§ Request
Scan the data below and pick out the lines containing the word "When".

##########

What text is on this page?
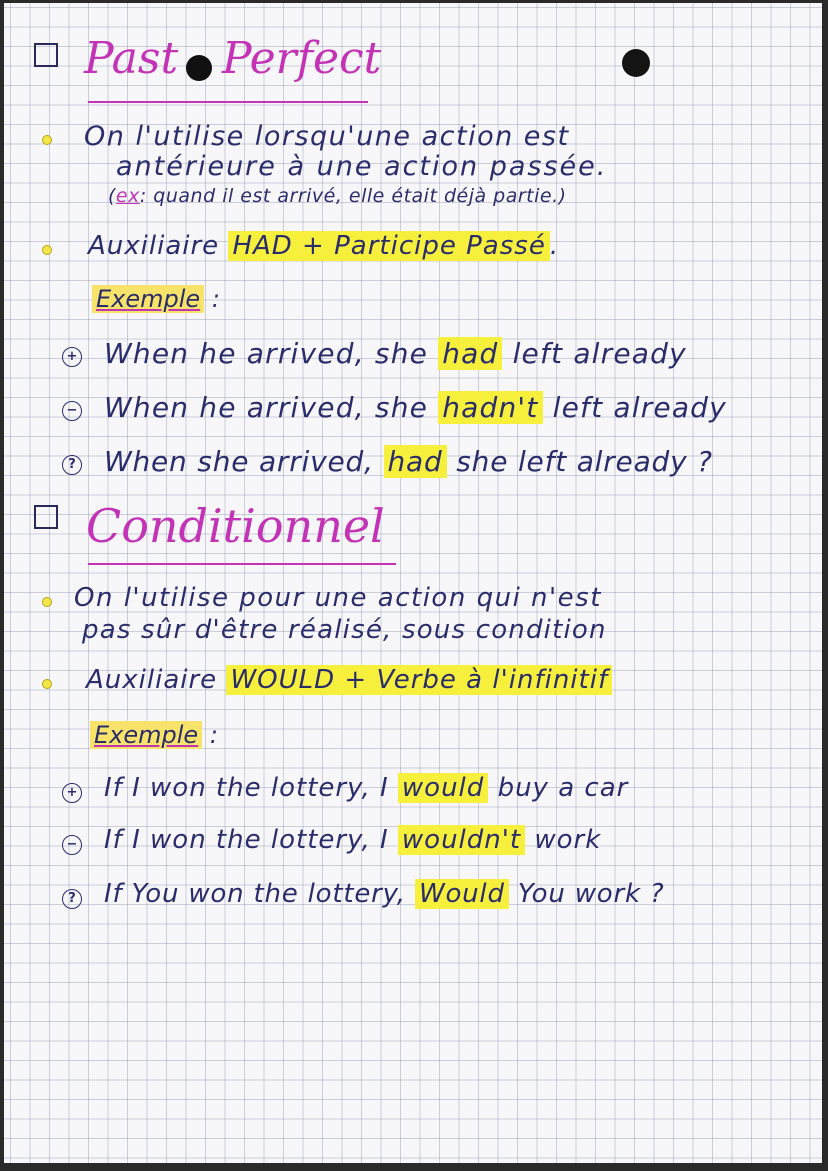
Past Perfect
On l'utilise lorsqu'une action est
antérieure à une action passée.
(ex: quand il est arrivé, elle était déjà partie.)
Auxiliaire HAD + Participe Passé .
Exemple :
+ When he arrived, she had left already
− When he arrived, she hadn't left already
? When she arrived, had she left already ?
Conditionnel
On l'utilise pour une action qui n'est
pas sûr d'être réalisé, sous condition
Auxiliaire WOULD + Verbe à l'infinitif
Exemple :
+ If I won the lottery, I would buy a car
− If I won the lottery, I wouldn't work
? If You won the lottery, Would You work ?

##########

§ Task result
+ When he arrived, she had left already
− When he arrived, she hadn't left already
? When she arrived, had she left already ?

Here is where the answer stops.